** Start **

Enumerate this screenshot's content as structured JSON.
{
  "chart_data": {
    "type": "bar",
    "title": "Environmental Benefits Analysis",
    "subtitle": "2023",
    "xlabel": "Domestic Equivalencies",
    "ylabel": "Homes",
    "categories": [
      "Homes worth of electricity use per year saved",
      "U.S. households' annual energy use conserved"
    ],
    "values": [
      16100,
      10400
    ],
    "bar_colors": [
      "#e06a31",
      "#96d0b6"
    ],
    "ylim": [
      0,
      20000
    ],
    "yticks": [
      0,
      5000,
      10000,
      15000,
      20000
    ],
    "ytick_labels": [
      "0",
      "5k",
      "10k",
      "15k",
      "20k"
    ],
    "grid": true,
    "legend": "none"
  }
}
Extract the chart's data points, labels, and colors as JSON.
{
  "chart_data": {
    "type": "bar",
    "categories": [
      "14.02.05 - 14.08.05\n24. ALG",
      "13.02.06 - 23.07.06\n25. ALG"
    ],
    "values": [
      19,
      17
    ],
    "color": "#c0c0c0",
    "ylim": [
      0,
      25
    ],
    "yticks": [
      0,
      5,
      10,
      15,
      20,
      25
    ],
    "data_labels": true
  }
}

** End **

▸ **Prompt**
Please output every record, keeping each line exact.

▸ **Full output**
Enumerate this screenshot's content as structured JSON.
{
  "chart_data": {
    "type": "bar",
    "title": "Environmental Benefits Analysis",
    "subtitle": "2023",
    "xlabel": "Domestic Equivalencies",
    "ylabel": "Homes",
    "categories": [
      "Homes worth of electricity use per year saved",
      "U.S. households' annual energy use conserved"
    ],
    "values": [
      16100,
      10400
    ],
    "bar_colors": [
      "#e06a31",
      "#96d0b6"
    ],
    "ylim": [
      0,
      20000
    ],
    "yticks": [
      0,
      5000,
      10000,
      15000,
      20000
    ],
    "ytick_labels": [
      "0",
      "5k",
      "10k",
      "15k",
      "20k"
    ],
    "grid": true,
    "legend": "none"
  }
}
Extract the chart's data points, labels, and colors as JSON.
{
  "chart_data": {
    "type": "bar",
    "categories": [
      "14.02.05 - 14.08.05\n24. ALG",
      "13.02.06 - 23.07.06\n25. ALG"
    ],
    "values": [
      19,
      17
    ],
    "color": "#c0c0c0",
    "ylim": [
      0,
      25
    ],
    "yticks": [
      0,
      5,
      10,
      15,
      20,
      25
    ],
    "data_labels": true
  }
}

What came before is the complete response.